## STATED TASK:
Could you write out every entry exactly as it stands?

BEGIN SUPPLIED ENTRIES

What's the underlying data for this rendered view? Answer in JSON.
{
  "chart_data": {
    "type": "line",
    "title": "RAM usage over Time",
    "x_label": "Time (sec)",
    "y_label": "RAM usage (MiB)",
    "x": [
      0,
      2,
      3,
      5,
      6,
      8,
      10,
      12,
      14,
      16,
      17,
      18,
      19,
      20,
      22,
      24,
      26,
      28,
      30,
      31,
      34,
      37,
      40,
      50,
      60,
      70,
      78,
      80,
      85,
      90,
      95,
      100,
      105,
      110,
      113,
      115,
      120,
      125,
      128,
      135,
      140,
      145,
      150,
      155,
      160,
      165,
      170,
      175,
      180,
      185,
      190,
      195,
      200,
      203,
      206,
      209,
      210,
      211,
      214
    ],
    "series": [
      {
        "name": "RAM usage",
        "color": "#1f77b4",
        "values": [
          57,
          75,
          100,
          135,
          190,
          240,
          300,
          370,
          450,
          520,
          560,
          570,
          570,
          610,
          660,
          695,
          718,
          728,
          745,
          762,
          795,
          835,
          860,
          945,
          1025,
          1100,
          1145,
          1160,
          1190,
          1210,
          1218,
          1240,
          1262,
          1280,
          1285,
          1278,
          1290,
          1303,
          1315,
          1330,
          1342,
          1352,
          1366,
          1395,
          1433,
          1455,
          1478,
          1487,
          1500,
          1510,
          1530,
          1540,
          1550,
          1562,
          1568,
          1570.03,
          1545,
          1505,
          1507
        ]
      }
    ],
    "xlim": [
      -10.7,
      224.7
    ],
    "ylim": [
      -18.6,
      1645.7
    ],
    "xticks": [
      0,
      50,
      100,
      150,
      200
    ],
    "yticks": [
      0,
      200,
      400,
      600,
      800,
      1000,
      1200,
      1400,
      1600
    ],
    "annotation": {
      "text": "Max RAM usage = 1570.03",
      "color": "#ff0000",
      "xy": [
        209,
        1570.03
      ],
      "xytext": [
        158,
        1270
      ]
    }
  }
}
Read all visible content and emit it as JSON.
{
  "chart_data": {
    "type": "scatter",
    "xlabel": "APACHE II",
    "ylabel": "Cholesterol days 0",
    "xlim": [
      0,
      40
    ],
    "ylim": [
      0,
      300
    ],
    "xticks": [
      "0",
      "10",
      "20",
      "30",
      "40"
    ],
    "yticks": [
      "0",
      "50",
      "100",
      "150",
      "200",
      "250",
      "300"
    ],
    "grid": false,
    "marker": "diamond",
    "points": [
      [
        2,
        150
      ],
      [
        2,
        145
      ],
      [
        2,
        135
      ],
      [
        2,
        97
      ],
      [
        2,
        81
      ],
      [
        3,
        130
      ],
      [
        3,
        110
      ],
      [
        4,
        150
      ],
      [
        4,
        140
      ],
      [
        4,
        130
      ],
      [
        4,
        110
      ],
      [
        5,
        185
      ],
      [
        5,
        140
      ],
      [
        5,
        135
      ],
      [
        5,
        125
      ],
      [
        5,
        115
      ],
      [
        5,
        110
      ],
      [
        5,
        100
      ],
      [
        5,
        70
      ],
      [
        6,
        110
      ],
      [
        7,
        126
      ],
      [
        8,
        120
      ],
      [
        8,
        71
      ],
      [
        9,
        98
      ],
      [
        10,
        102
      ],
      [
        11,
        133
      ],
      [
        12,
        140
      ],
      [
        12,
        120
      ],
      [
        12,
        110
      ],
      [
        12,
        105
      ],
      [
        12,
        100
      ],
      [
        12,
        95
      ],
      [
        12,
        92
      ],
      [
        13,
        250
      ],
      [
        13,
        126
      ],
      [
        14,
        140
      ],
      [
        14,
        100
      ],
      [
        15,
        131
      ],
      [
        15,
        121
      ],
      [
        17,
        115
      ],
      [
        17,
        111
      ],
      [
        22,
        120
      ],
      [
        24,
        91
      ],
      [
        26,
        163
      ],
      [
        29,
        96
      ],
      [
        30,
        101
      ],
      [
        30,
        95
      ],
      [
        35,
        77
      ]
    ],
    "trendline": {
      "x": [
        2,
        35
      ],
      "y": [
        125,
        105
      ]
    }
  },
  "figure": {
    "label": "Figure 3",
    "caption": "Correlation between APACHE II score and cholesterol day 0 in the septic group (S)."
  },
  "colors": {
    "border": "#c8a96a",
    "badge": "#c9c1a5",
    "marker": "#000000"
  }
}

END SUPPLIED ENTRIES

## RIGHT ANSWER:
What's the underlying data for this rendered view? Answer in JSON.
{
  "chart_data": {
    "type": "line",
    "title": "RAM usage over Time",
    "x_label": "Time (sec)",
    "y_label": "RAM usage (MiB)",
    "x": [
      0,
      2,
      3,
      5,
      6,
      8,
      10,
      12,
      14,
      16,
      17,
      18,
      19,
      20,
      22,
      24,
      26,
      28,
      30,
      31,
      34,
      37,
      40,
      50,
      60,
      70,
      78,
      80,
      85,
      90,
      95,
      100,
      105,
      110,
      113,
      115,
      120,
      125,
      128,
      135,
      140,
      145,
      150,
      155,
      160,
      165,
      170,
      175,
      180,
      185,
      190,
      195,
      200,
      203,
      206,
      209,
      210,
      211,
      214
    ],
    "series": [
      {
        "name": "RAM usage",
        "color": "#1f77b4",
        "values": [
          57,
          75,
          100,
          135,
          190,
          240,
          300,
          370,
          450,
          520,
          560,
          570,
          570,
          610,
          660,
          695,
          718,
          728,
          745,
          762,
          795,
          835,
          860,
          945,
          1025,
          1100,
          1145,
          1160,
          1190,
          1210,
          1218,
          1240,
          1262,
          1280,
          1285,
          1278,
          1290,
          1303,
          1315,
          1330,
          1342,
          1352,
          1366,
          1395,
          1433,
          1455,
          1478,
          1487,
          1500,
          1510,
          1530,
          1540,
          1550,
          1562,
          1568,
          1570.03,
          1545,
          1505,
          1507
        ]
      }
    ],
    "xlim": [
      -10.7,
      224.7
    ],
    "ylim": [
      -18.6,
      1645.7
    ],
    "xticks": [
      0,
      50,
      100,
      150,
      200
    ],
    "yticks": [
      0,
      200,
      400,
      600,
      800,
      1000,
      1200,
      1400,
      1600
    ],
    "annotation": {
      "text": "Max RAM usage = 1570.03",
      "color": "#ff0000",
      "xy": [
        209,
        1570.03
      ],
      "xytext": [
        158,
        1270
      ]
    }
  }
}
Read all visible content and emit it as JSON.
{
  "chart_data": {
    "type": "scatter",
    "xlabel": "APACHE II",
    "ylabel": "Cholesterol days 0",
    "xlim": [
      0,
      40
    ],
    "ylim": [
      0,
      300
    ],
    "xticks": [
      "0",
      "10",
      "20",
      "30",
      "40"
    ],
    "yticks": [
      "0",
      "50",
      "100",
      "150",
      "200",
      "250",
      "300"
    ],
    "grid": false,
    "marker": "diamond",
    "points": [
      [
        2,
        150
      ],
      [
        2,
        145
      ],
      [
        2,
        135
      ],
      [
        2,
        97
      ],
      [
        2,
        81
      ],
      [
        3,
        130
      ],
      [
        3,
        110
      ],
      [
        4,
        150
      ],
      [
        4,
        140
      ],
      [
        4,
        130
      ],
      [
        4,
        110
      ],
      [
        5,
        185
      ],
      [
        5,
        140
      ],
      [
        5,
        135
      ],
      [
        5,
        125
      ],
      [
        5,
        115
      ],
      [
        5,
        110
      ],
      [
        5,
        100
      ],
      [
        5,
        70
      ],
      [
        6,
        110
      ],
      [
        7,
        126
      ],
      [
        8,
        120
      ],
      [
        8,
        71
      ],
      [
        9,
        98
      ],
      [
        10,
        102
      ],
      [
        11,
        133
      ],
      [
        12,
        140
      ],
      [
        12,
        120
      ],
      [
        12,
        110
      ],
      [
        12,
        105
      ],
      [
        12,
        100
      ],
      [
        12,
        95
      ],
      [
        12,
        92
      ],
      [
        13,
        250
      ],
      [
        13,
        126
      ],
      [
        14,
        140
      ],
      [
        14,
        100
      ],
      [
        15,
        131
      ],
      [
        15,
        121
      ],
      [
        17,
        115
      ],
      [
        17,
        111
      ],
      [
        22,
        120
      ],
      [
        24,
        91
      ],
      [
        26,
        163
      ],
      [
        29,
        96
      ],
      [
        30,
        101
      ],
      [
        30,
        95
      ],
      [
        35,
        77
      ]
    ],
    "trendline": {
      "x": [
        2,
        35
      ],
      "y": [
        125,
        105
      ]
    }
  },
  "figure": {
    "label": "Figure 3",
    "caption": "Correlation between APACHE II score and cholesterol day 0 in the septic group (S)."
  },
  "colors": {
    "border": "#c8a96a",
    "badge": "#c9c1a5",
    "marker": "#000000"
  }
}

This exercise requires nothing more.